| OBJECTIVE |
In full and without alteration, repeat the material.

| EXTRACTED MATERIAL |
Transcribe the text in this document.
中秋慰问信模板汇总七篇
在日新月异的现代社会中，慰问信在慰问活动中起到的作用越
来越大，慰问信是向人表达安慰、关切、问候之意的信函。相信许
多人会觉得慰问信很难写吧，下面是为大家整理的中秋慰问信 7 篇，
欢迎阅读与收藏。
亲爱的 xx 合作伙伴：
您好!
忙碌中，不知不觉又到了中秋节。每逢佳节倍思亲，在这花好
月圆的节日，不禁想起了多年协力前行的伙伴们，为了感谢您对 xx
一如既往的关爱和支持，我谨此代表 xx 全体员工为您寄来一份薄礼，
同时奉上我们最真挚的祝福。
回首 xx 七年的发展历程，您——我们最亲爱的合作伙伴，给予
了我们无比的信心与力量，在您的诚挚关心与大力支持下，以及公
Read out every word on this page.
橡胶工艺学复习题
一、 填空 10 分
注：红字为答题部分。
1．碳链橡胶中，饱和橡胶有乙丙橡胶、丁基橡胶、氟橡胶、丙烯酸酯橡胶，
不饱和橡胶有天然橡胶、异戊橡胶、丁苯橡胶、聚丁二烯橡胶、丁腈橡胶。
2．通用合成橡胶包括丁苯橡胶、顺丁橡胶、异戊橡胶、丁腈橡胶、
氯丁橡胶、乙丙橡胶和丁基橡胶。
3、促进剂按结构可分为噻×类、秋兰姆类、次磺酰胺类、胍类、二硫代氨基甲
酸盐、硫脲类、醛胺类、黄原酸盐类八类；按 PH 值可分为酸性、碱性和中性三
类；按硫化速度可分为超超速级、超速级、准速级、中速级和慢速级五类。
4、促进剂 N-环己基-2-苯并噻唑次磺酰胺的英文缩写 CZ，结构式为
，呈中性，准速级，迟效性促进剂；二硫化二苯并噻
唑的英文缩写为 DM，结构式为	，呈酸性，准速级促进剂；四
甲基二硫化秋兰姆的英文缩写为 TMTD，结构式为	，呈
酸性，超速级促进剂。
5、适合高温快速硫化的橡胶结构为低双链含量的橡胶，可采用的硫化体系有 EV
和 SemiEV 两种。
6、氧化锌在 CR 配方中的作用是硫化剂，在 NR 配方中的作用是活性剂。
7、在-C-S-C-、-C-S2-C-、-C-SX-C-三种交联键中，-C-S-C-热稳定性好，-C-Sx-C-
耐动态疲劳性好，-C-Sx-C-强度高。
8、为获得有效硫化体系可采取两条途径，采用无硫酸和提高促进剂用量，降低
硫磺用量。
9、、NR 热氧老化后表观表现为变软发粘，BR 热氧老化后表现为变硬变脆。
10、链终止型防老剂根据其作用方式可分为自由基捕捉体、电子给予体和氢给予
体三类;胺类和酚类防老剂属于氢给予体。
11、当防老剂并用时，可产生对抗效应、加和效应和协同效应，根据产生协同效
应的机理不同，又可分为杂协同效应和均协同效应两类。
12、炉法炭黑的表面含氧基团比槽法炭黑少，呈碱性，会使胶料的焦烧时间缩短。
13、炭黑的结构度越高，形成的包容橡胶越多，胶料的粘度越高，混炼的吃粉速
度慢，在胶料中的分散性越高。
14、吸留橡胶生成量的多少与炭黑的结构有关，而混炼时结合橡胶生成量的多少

| TASK OUTPUT |
Transcribe the text in this document.
中秋慰问信模板汇总七篇
在日新月异的现代社会中，慰问信在慰问活动中起到的作用越
来越大，慰问信是向人表达安慰、关切、问候之意的信函。相信许
多人会觉得慰问信很难写吧，下面是为大家整理的中秋慰问信 7 篇，
欢迎阅读与收藏。
亲爱的 xx 合作伙伴：
您好!
忙碌中，不知不觉又到了中秋节。每逢佳节倍思亲，在这花好
月圆的节日，不禁想起了多年协力前行的伙伴们，为了感谢您对 xx
一如既往的关爱和支持，我谨此代表 xx 全体员工为您寄来一份薄礼，
同时奉上我们最真挚的祝福。
回首 xx 七年的发展历程，您——我们最亲爱的合作伙伴，给予
了我们无比的信心与力量，在您的诚挚关心与大力支持下，以及公
Read out every word on this page.
橡胶工艺学复习题
一、 填空 10 分
注：红字为答题部分。
1．碳链橡胶中，饱和橡胶有乙丙橡胶、丁基橡胶、氟橡胶、丙烯酸酯橡胶，
不饱和橡胶有天然橡胶、异戊橡胶、丁苯橡胶、聚丁二烯橡胶、丁腈橡胶。
2．通用合成橡胶包括丁苯橡胶、顺丁橡胶、异戊橡胶、丁腈橡胶、
氯丁橡胶、乙丙橡胶和丁基橡胶。
3、促进剂按结构可分为噻×类、秋兰姆类、次磺酰胺类、胍类、二硫代氨基甲
酸盐、硫脲类、醛胺类、黄原酸盐类八类；按 PH 值可分为酸性、碱性和中性三
类；按硫化速度可分为超超速级、超速级、准速级、中速级和慢速级五类。
4、促进剂 N-环己基-2-苯并噻唑次磺酰胺的英文缩写 CZ，结构式为
，呈中性，准速级，迟效性促进剂；二硫化二苯并噻
唑的英文缩写为 DM，结构式为	，呈酸性，准速级促进剂；四
甲基二硫化秋兰姆的英文缩写为 TMTD，结构式为	，呈
酸性，超速级促进剂。
5、适合高温快速硫化的橡胶结构为低双链含量的橡胶，可采用的硫化体系有 EV
和 SemiEV 两种。
6、氧化锌在 CR 配方中的作用是硫化剂，在 NR 配方中的作用是活性剂。
7、在-C-S-C-、-C-S2-C-、-C-SX-C-三种交联键中，-C-S-C-热稳定性好，-C-Sx-C-
耐动态疲劳性好，-C-Sx-C-强度高。
8、为获得有效硫化体系可采取两条途径，采用无硫酸和提高促进剂用量，降低
硫磺用量。
9、、NR 热氧老化后表观表现为变软发粘，BR 热氧老化后表现为变硬变脆。
10、链终止型防老剂根据其作用方式可分为自由基捕捉体、电子给予体和氢给予
体三类;胺类和酚类防老剂属于氢给予体。
11、当防老剂并用时，可产生对抗效应、加和效应和协同效应，根据产生协同效
应的机理不同，又可分为杂协同效应和均协同效应两类。
12、炉法炭黑的表面含氧基团比槽法炭黑少，呈碱性，会使胶料的焦烧时间缩短。
13、炭黑的结构度越高，形成的包容橡胶越多，胶料的粘度越高，混炼的吃粉速
度慢，在胶料中的分散性越高。
14、吸留橡胶生成量的多少与炭黑的结构有关，而混炼时结合橡胶生成量的多少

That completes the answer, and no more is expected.